*WHAT IS EXPECTED*
Copy each line of the entries beneath that contains the word "求的是什么".

### SUPPLIED RECORDS

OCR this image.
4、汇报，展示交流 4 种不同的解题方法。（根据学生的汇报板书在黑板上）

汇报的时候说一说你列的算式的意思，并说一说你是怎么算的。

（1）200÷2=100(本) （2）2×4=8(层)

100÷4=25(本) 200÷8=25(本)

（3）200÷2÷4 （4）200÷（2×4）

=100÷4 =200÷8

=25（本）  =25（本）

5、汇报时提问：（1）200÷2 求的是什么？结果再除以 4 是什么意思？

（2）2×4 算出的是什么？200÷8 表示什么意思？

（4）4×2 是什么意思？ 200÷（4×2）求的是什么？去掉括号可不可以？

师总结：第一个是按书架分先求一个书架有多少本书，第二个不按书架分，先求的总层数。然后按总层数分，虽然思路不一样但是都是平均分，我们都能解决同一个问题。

######
### SUPPLIED RECORDS

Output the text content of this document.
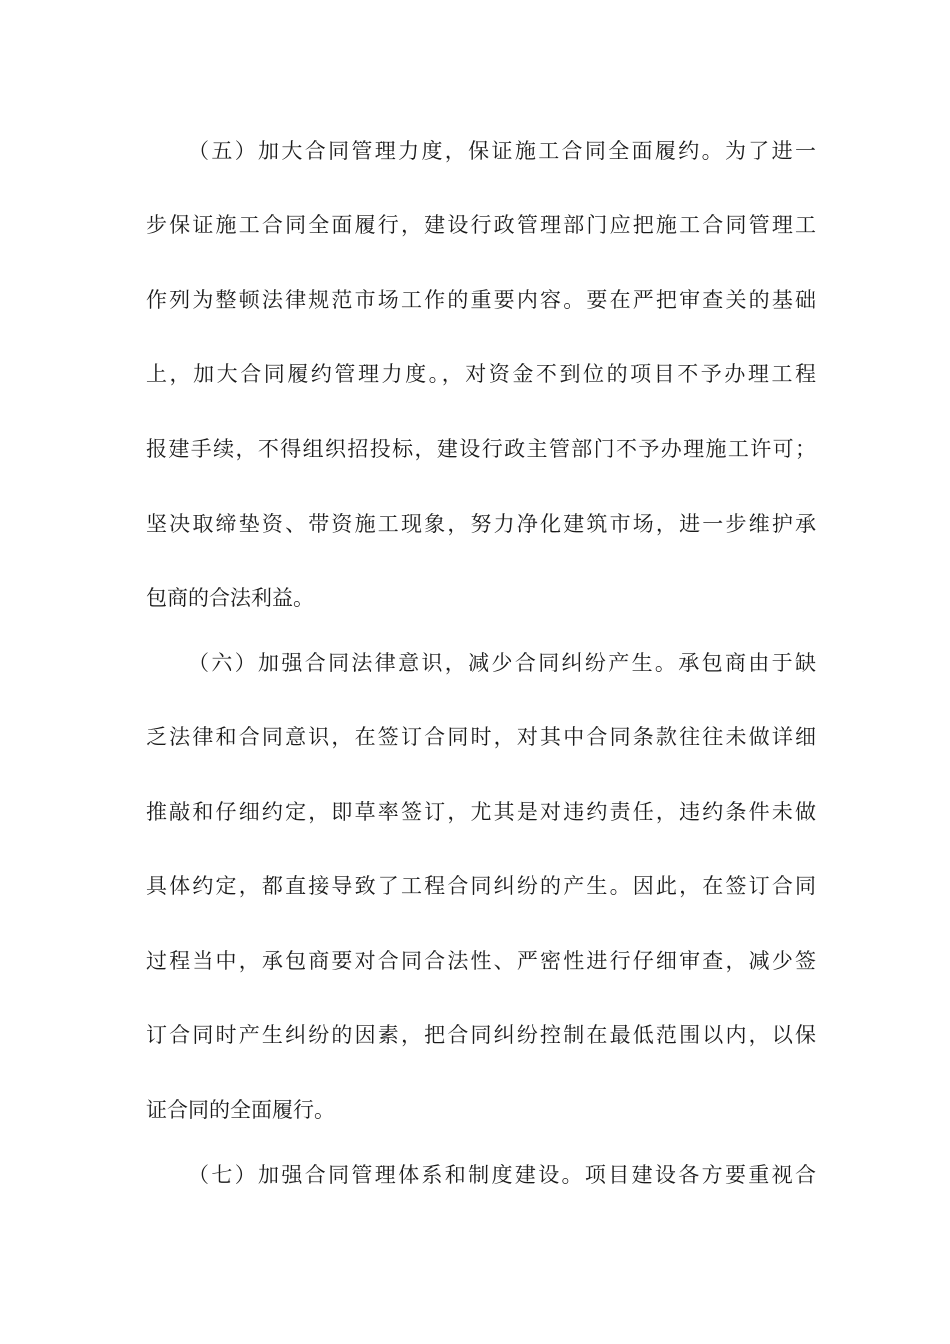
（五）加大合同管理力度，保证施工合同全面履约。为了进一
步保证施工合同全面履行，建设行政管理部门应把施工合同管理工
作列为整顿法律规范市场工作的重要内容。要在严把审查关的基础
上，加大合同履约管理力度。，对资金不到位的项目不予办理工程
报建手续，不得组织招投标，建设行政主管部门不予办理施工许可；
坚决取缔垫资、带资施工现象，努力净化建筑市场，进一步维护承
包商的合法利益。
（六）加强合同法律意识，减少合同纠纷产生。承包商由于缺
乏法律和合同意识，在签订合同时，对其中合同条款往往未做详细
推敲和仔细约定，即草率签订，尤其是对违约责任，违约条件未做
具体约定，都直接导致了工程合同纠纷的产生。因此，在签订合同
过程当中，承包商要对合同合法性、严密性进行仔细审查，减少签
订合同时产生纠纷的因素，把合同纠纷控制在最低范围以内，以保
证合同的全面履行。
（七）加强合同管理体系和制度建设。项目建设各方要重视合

######
### SUPPLIED RECORDS

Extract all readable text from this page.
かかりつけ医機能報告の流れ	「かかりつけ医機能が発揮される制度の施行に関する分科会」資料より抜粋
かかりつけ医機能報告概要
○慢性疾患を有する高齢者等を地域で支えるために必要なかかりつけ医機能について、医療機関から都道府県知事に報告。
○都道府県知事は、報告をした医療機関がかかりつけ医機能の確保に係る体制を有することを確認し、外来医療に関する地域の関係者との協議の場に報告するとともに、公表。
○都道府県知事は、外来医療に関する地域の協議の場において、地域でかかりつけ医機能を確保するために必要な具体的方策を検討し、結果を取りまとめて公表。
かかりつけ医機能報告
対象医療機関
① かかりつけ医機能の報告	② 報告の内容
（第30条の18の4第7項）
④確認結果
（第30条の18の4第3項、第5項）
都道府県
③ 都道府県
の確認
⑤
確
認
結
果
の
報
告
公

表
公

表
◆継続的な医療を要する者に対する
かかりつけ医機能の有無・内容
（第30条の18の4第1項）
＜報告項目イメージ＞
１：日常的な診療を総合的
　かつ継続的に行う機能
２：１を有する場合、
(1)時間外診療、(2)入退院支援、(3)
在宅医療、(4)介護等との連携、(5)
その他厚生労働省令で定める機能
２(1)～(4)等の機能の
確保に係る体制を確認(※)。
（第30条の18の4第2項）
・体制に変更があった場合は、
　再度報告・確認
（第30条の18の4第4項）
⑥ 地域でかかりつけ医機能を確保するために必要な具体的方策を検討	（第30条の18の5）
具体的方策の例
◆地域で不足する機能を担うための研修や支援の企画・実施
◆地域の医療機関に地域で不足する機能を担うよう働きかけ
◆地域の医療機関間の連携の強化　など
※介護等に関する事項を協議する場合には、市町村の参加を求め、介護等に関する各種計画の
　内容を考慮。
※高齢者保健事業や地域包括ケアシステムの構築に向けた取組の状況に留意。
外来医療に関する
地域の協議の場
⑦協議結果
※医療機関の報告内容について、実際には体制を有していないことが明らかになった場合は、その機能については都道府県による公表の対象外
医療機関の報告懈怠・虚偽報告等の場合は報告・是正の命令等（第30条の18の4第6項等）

######

*SOLUTION TO THIS PROBLEM*
5、汇报时提问：（1）200÷2 求的是什么？结果再除以 4 是什么意思？
（4）4×2 是什么意思？ 200÷（4×2）求的是什么？去掉括号可不可以？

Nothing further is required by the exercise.